### WORK INSTRUCTIONS
Everything in the listing except the pictures should be written out exactly.

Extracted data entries
════════════════
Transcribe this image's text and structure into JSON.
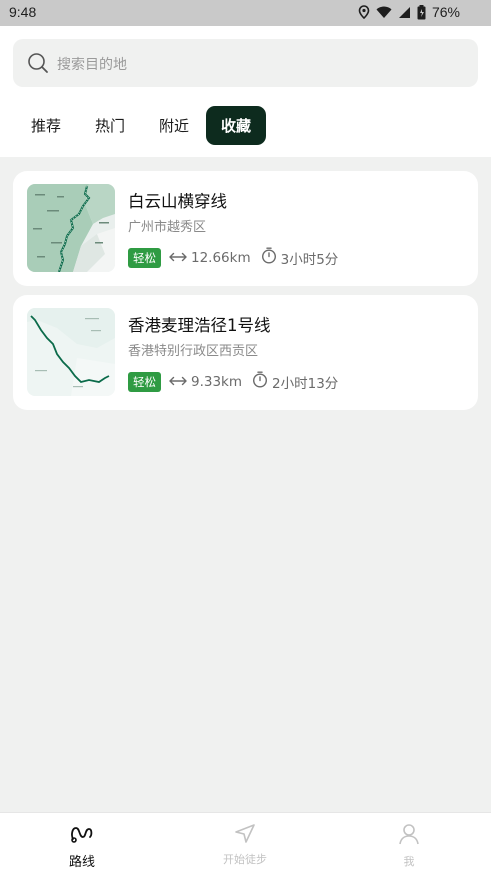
{
  "status_bar": {
    "time": "9:48",
    "battery": "76%"
  },
  "search": {
    "placeholder": "搜索目的地"
  },
  "tabs": [
    {
      "label": "推荐",
      "active": false
    },
    {
      "label": "热门",
      "active": false
    },
    {
      "label": "附近",
      "active": false
    },
    {
      "label": "收藏",
      "active": true
    }
  ],
  "routes": [
    {
      "title": "白云山横穿线",
      "location": "广州市越秀区",
      "difficulty": "轻松",
      "distance": "12.66km",
      "duration": "3小时5分"
    },
    {
      "title": "香港麦理浩径1号线",
      "location": "香港特别行政区西贡区",
      "difficulty": "轻松",
      "distance": "9.33km",
      "duration": "2小时13分"
    }
  ],
  "bottom_nav": [
    {
      "label": "路线",
      "icon": "route-icon",
      "active": true
    },
    {
      "label": "开始徒步",
      "icon": "navigation-arrow-icon",
      "active": false
    },
    {
      "label": "我",
      "icon": "person-icon",
      "active": false
    }
  ],
  "colors": {
    "accent_dark": "#0d2b1e",
    "badge_green": "#2f9b43",
    "route_line": "#0b6b4a"
  }
}
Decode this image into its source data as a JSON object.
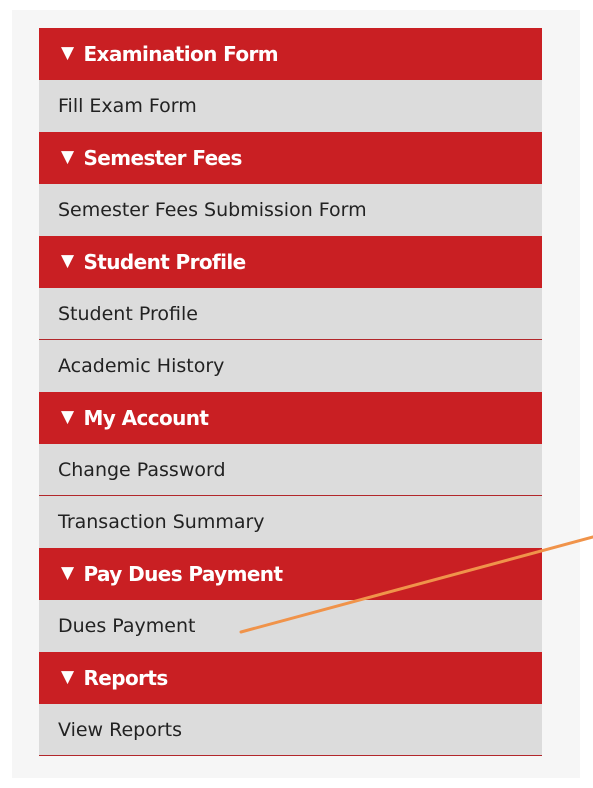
{
  "menu": {
    "sections": [
      {
        "header": "Examination Form",
        "items": [
          "Fill Exam Form"
        ]
      },
      {
        "header": "Semester Fees",
        "items": [
          "Semester Fees Submission Form"
        ]
      },
      {
        "header": "Student Profile",
        "items": [
          "Student Profile",
          "Academic History"
        ]
      },
      {
        "header": "My Account",
        "items": [
          "Change Password",
          "Transaction Summary"
        ]
      },
      {
        "header": "Pay Dues Payment",
        "items": [
          "Dues Payment"
        ]
      },
      {
        "header": "Reports",
        "items": [
          "View Reports"
        ]
      }
    ]
  },
  "colors": {
    "header_bg": "#c91f23",
    "item_bg": "#dcdcdc",
    "annotation_line": "#f0934a"
  },
  "icons": {
    "section_toggle": "triangle-down-icon"
  }
}
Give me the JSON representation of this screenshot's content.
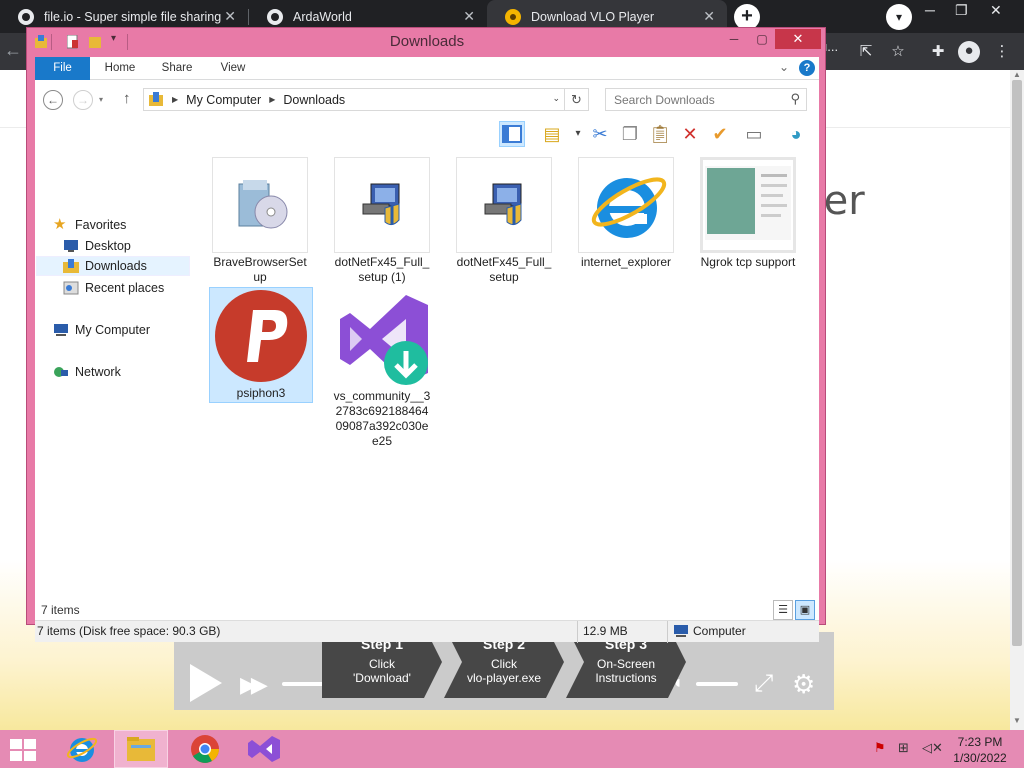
{
  "browser": {
    "tabs": [
      {
        "title": "file.io - Super simple file sharing",
        "close": "✕"
      },
      {
        "title": "ArdaWorld",
        "close": "✕"
      },
      {
        "title": "Download VLO Player",
        "close": "✕"
      }
    ],
    "new_tab": "+",
    "omnibox_tail": "u..."
  },
  "page": {
    "heading_fragment": "yer",
    "steps": [
      {
        "title": "Step 1",
        "line1": "Click",
        "line2": "'Download'"
      },
      {
        "title": "Step 2",
        "line1": "Click",
        "line2": "vlo-player.exe"
      },
      {
        "title": "Step 3",
        "line1": "On-Screen",
        "line2": "Instructions"
      }
    ]
  },
  "explorer": {
    "title": "Downloads",
    "ribbon_tabs": [
      "File",
      "Home",
      "Share",
      "View"
    ],
    "address": {
      "crumbs": [
        "My Computer",
        "Downloads"
      ]
    },
    "search": {
      "placeholder": "Search Downloads"
    },
    "nav_pane": {
      "favorites": "Favorites",
      "desktop": "Desktop",
      "downloads": "Downloads",
      "recent": "Recent places",
      "computer": "My Computer",
      "network": "Network"
    },
    "files": [
      {
        "name": "BraveBrowserSetup",
        "selected": false
      },
      {
        "name": "dotNetFx45_Full_setup (1)",
        "selected": false
      },
      {
        "name": "dotNetFx45_Full_setup",
        "selected": false
      },
      {
        "name": "internet_explorer",
        "selected": false
      },
      {
        "name": "Ngrok tcp support",
        "selected": false
      },
      {
        "name": "psiphon3",
        "selected": true
      },
      {
        "name": "vs_community__32783c69218846409087a392c030ee25",
        "selected": false
      }
    ],
    "item_count": "7 items",
    "status": {
      "summary": "7 items (Disk free space: 90.3 GB)",
      "size": "12.9 MB",
      "location": "Computer"
    }
  },
  "taskbar": {
    "time": "7:23 PM",
    "date": "1/30/2022"
  },
  "colors": {
    "window_frame": "#e87aa7",
    "taskbar": "#e58bb4",
    "ribbon_file": "#1979ca",
    "chrome_dark": "#202124"
  }
}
════════════════
### SOLUTION TO THIS EXERCISE
Transcribe this image's text and structure into JSON.
{
  "status_bar": {
    "time": "9:48",
    "battery": "76%"
  },
  "search": {
    "placeholder": "搜索目的地"
  },
  "tabs": [
    {
      "label": "推荐",
      "active": false
    },
    {
      "label": "热门",
      "active": false
    },
    {
      "label": "附近",
      "active": false
    },
    {
      "label": "收藏",
      "active": true
    }
  ],
  "routes": [
    {
      "title": "白云山横穿线",
      "location": "广州市越秀区",
      "difficulty": "轻松",
      "distance": "12.66km",
      "duration": "3小时5分"
    },
    {
      "title": "香港麦理浩径1号线",
      "location": "香港特别行政区西贡区",
      "difficulty": "轻松",
      "distance": "9.33km",
      "duration": "2小时13分"
    }
  ],
  "bottom_nav": [
    {
      "label": "路线",
      "icon": "route-icon",
      "active": true
    },
    {
      "label": "开始徒步",
      "icon": "navigation-arrow-icon",
      "active": false
    },
    {
      "label": "我",
      "icon": "person-icon",
      "active": false
    }
  ],
  "colors": {
    "accent_dark": "#0d2b1e",
    "badge_green": "#2f9b43",
    "route_line": "#0b6b4a"
  }
}
Decode this image into its source data as a JSON object.
{
  "menu": {
    "sections": [
      {
        "header": "Examination Form",
        "items": [
          "Fill Exam Form"
        ]
      },
      {
        "header": "Semester Fees",
        "items": [
          "Semester Fees Submission Form"
        ]
      },
      {
        "header": "Student Profile",
        "items": [
          "Student Profile",
          "Academic History"
        ]
      },
      {
        "header": "My Account",
        "items": [
          "Change Password",
          "Transaction Summary"
        ]
      },
      {
        "header": "Pay Dues Payment",
        "items": [
          "Dues Payment"
        ]
      },
      {
        "header": "Reports",
        "items": [
          "View Reports"
        ]
      }
    ]
  },
  "colors": {
    "header_bg": "#c91f23",
    "item_bg": "#dcdcdc",
    "annotation_line": "#f0934a"
  },
  "icons": {
    "section_toggle": "triangle-down-icon"
  }
}
Give me the JSON representation of this screenshot's content.
{
  "browser": {
    "tabs": [
      {
        "title": "file.io - Super simple file sharing",
        "close": "✕"
      },
      {
        "title": "ArdaWorld",
        "close": "✕"
      },
      {
        "title": "Download VLO Player",
        "close": "✕"
      }
    ],
    "new_tab": "+",
    "omnibox_tail": "u..."
  },
  "page": {
    "heading_fragment": "yer",
    "steps": [
      {
        "title": "Step 1",
        "line1": "Click",
        "line2": "'Download'"
      },
      {
        "title": "Step 2",
        "line1": "Click",
        "line2": "vlo-player.exe"
      },
      {
        "title": "Step 3",
        "line1": "On-Screen",
        "line2": "Instructions"
      }
    ]
  },
  "explorer": {
    "title": "Downloads",
    "ribbon_tabs": [
      "File",
      "Home",
      "Share",
      "View"
    ],
    "address": {
      "crumbs": [
        "My Computer",
        "Downloads"
      ]
    },
    "search": {
      "placeholder": "Search Downloads"
    },
    "nav_pane": {
      "favorites": "Favorites",
      "desktop": "Desktop",
      "downloads": "Downloads",
      "recent": "Recent places",
      "computer": "My Computer",
      "network": "Network"
    },
    "files": [
      {
        "name": "BraveBrowserSetup",
        "selected": false
      },
      {
        "name": "dotNetFx45_Full_setup (1)",
        "selected": false
      },
      {
        "name": "dotNetFx45_Full_setup",
        "selected": false
      },
      {
        "name": "internet_explorer",
        "selected": false
      },
      {
        "name": "Ngrok tcp support",
        "selected": false
      },
      {
        "name": "psiphon3",
        "selected": true
      },
      {
        "name": "vs_community__32783c69218846409087a392c030ee25",
        "selected": false
      }
    ],
    "item_count": "7 items",
    "status": {
      "summary": "7 items (Disk free space: 90.3 GB)",
      "size": "12.9 MB",
      "location": "Computer"
    }
  },
  "taskbar": {
    "time": "7:23 PM",
    "date": "1/30/2022"
  },
  "colors": {
    "window_frame": "#e87aa7",
    "taskbar": "#e58bb4",
    "ribbon_file": "#1979ca",
    "chrome_dark": "#202124"
  }
}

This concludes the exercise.